- Required task: Search the material for the string "Year", then return every line where it is found.

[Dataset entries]

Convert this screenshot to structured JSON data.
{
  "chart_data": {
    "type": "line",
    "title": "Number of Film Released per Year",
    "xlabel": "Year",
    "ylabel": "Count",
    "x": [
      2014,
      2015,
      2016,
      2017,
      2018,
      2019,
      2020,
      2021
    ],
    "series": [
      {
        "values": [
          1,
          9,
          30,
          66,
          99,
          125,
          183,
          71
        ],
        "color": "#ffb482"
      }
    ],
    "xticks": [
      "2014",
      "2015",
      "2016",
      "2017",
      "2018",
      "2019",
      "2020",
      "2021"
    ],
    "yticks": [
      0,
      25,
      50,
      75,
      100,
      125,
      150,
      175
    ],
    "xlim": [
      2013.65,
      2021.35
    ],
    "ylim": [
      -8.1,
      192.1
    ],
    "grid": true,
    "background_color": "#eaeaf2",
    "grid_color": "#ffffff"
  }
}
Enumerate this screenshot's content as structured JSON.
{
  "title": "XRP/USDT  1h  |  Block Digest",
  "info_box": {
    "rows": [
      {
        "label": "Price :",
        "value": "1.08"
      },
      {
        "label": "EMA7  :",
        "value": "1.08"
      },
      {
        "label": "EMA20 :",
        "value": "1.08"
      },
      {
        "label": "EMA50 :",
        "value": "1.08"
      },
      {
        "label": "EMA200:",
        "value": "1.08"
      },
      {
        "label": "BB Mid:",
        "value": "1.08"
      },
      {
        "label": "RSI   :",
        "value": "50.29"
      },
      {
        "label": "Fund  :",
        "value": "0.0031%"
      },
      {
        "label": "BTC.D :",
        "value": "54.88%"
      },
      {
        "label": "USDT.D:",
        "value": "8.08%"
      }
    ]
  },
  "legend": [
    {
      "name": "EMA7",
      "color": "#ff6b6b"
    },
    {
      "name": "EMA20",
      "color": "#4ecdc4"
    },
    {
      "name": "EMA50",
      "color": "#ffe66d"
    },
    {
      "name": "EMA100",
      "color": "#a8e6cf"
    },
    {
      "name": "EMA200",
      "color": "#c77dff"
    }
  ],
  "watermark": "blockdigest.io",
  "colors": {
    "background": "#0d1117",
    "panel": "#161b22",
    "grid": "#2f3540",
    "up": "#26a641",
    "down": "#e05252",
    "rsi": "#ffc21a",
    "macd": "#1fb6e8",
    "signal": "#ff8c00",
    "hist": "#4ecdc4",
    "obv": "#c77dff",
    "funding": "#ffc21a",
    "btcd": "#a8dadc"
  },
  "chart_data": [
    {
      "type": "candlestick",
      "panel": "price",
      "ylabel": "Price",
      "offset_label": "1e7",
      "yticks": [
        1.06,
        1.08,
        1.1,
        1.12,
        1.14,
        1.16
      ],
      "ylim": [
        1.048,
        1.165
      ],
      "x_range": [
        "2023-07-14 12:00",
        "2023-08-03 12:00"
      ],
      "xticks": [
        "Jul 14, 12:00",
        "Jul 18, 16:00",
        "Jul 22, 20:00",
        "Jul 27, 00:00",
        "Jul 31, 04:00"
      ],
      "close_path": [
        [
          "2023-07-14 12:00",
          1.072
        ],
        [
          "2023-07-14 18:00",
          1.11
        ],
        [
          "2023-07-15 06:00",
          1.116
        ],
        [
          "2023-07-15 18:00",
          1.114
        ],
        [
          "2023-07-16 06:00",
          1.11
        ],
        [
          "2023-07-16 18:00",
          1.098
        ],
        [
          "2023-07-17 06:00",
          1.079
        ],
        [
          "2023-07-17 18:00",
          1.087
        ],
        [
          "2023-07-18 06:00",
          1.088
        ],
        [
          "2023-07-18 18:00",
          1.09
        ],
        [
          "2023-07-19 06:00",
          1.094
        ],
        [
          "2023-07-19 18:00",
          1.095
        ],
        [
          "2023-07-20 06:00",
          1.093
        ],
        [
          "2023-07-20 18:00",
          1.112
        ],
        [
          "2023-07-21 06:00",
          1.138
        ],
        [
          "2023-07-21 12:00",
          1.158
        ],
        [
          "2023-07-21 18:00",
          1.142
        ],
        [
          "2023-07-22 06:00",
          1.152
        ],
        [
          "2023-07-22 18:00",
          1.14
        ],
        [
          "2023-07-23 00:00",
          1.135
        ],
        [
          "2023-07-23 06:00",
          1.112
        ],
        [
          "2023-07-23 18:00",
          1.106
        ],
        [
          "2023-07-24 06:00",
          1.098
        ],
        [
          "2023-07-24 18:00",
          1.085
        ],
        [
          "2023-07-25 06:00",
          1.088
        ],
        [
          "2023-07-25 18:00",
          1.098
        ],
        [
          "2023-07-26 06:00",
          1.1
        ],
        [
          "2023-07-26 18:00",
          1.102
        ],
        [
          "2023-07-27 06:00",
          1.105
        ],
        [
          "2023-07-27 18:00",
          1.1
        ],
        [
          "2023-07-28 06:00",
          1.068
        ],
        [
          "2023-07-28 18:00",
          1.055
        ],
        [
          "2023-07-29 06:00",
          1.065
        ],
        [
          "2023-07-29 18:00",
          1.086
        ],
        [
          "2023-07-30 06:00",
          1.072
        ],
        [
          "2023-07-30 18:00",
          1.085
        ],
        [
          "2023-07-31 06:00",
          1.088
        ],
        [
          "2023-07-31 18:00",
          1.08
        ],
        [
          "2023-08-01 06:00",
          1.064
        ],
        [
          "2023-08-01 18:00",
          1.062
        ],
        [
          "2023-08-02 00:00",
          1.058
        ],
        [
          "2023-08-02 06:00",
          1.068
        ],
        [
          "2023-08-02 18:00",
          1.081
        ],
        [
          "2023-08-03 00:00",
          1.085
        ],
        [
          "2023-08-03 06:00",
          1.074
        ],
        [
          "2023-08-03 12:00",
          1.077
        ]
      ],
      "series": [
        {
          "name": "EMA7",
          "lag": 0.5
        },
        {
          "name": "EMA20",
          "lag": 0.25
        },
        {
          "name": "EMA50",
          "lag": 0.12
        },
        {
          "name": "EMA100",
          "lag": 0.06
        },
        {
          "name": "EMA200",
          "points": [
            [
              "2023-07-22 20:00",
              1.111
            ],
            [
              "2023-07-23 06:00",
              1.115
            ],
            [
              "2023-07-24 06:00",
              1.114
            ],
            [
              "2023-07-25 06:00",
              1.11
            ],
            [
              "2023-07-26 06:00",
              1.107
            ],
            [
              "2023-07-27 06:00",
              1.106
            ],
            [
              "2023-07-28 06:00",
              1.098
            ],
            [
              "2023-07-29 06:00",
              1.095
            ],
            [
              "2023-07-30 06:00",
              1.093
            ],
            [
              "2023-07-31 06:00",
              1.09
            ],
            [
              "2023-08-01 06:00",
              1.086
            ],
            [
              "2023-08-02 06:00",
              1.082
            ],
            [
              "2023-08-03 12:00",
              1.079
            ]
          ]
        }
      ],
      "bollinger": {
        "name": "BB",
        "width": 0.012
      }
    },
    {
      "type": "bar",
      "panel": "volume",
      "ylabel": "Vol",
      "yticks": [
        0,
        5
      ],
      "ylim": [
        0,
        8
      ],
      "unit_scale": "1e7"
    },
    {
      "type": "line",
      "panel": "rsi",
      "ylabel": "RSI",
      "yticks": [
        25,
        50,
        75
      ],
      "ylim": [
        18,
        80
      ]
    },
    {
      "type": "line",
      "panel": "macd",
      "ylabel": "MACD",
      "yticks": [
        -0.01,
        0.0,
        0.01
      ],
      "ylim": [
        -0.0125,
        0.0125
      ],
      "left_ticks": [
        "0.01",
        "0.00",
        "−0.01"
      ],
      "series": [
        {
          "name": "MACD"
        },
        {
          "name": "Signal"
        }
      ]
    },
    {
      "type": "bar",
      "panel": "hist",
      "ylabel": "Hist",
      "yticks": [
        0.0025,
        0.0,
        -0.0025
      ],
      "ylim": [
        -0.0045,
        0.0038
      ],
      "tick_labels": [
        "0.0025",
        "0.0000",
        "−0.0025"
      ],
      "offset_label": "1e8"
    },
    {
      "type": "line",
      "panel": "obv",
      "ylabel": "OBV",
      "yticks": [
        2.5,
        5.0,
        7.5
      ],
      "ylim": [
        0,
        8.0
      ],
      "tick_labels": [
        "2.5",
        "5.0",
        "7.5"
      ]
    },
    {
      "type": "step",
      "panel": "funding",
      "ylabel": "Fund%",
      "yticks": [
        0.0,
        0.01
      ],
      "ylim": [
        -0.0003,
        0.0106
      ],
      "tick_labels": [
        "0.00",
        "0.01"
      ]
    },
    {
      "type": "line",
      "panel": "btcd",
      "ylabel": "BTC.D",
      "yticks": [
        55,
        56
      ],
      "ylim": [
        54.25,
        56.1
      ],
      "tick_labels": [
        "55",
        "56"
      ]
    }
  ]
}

- Solution to this problem:
    "title": "Number of Film Released per Year",
    "xlabel": "Year",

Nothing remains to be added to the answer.